======== GIVEN DATA ========
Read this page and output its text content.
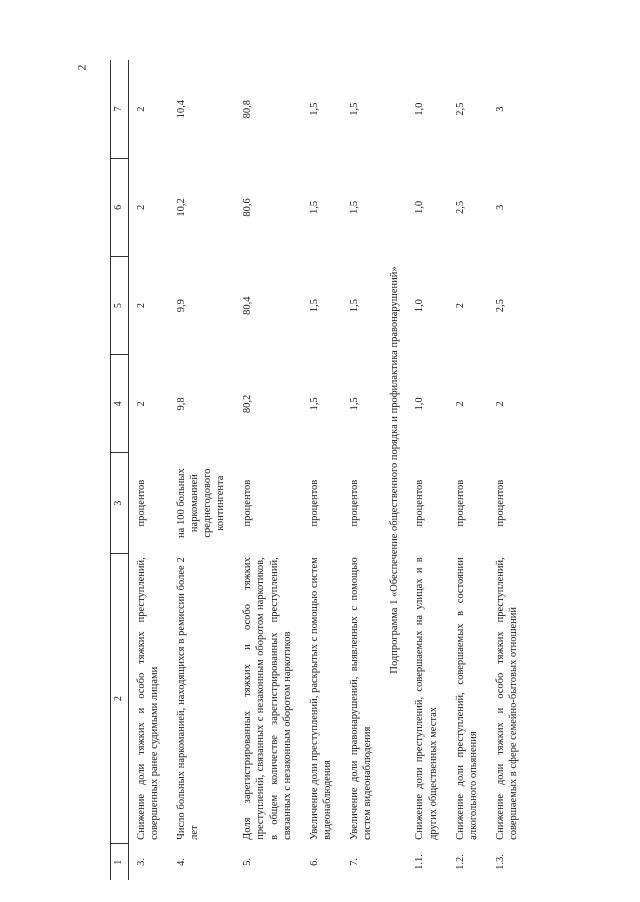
2
1	2	3	4	5	6	7
3.	Снижение доли тяжких и особо тяжких преступлений, совершенных ранее судимыми лицами	процентов	2	2	2	2
4.	Число больных наркоманией, находящихся в ремиссии более 2 лет	на 100 больных наркоманией среднегодового контингента	9,8	9,9	10,2	10,4
5.	Доля зарегистрированных тяжких и особо тяжких преступлений, связанных с незаконным оборотом наркотиков, в общем количестве зарегистрированных преступлений, связанных с незаконным оборотом наркотиков	процентов	80,2	80,4	80,6	80,8
6.	Увеличение доли преступлений, раскрытых с помощью систем видеонаблюдения	процентов	1,5	1,5	1,5	1,5
7.	Увеличение доли правонарушений, выявленных с помощью систем видеонаблюдения	процентов	1,5	1,5	1,5	1,5
Подпрограмма 1 «Обеспечение общественного порядка и профилактика правонарушений»						
1.1.	Снижение доли преступлений, совершаемых на улицах и в других общественных местах	процентов	1,0	1,0	1,0	1,0
1.2.	Снижение доли преступлений, совершаемых в состоянии алкогольного опьянения	процентов	2	2	2,5	2,5
1.3.	Снижение доли тяжких и особо тяжких преступлений, совершаемых в сфере семейно-бытовых отношений	процентов	2	2,5	3	3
========
**WHAT YOU WILL DO**
Could you reproduce every record above exactly, leaving out the pictures?

**TASK RESULT**
Read this page and output its text content.
2
1	2	3	4	5	6	7
3.	Снижение доли тяжких и особо тяжких преступлений, совершенных ранее судимыми лицами	процентов	2	2	2	2
4.	Число больных наркоманией, находящихся в ремиссии более 2 лет	на 100 больных наркоманией среднегодового контингента	9,8	9,9	10,2	10,4
5.	Доля зарегистрированных тяжких и особо тяжких преступлений, связанных с незаконным оборотом наркотиков, в общем количестве зарегистрированных преступлений, связанных с незаконным оборотом наркотиков	процентов	80,2	80,4	80,6	80,8
6.	Увеличение доли преступлений, раскрытых с помощью систем видеонаблюдения	процентов	1,5	1,5	1,5	1,5
7.	Увеличение доли правонарушений, выявленных с помощью систем видеонаблюдения	процентов	1,5	1,5	1,5	1,5
Подпрограмма 1 «Обеспечение общественного порядка и профилактика правонарушений»						
1.1.	Снижение доли преступлений, совершаемых на улицах и в других общественных местах	процентов	1,0	1,0	1,0	1,0
1.2.	Снижение доли преступлений, совершаемых в состоянии алкогольного опьянения	процентов	2	2	2,5	2,5
1.3.	Снижение доли тяжких и особо тяжких преступлений, совершаемых в сфере семейно-бытовых отношений	процентов	2	2,5	3	3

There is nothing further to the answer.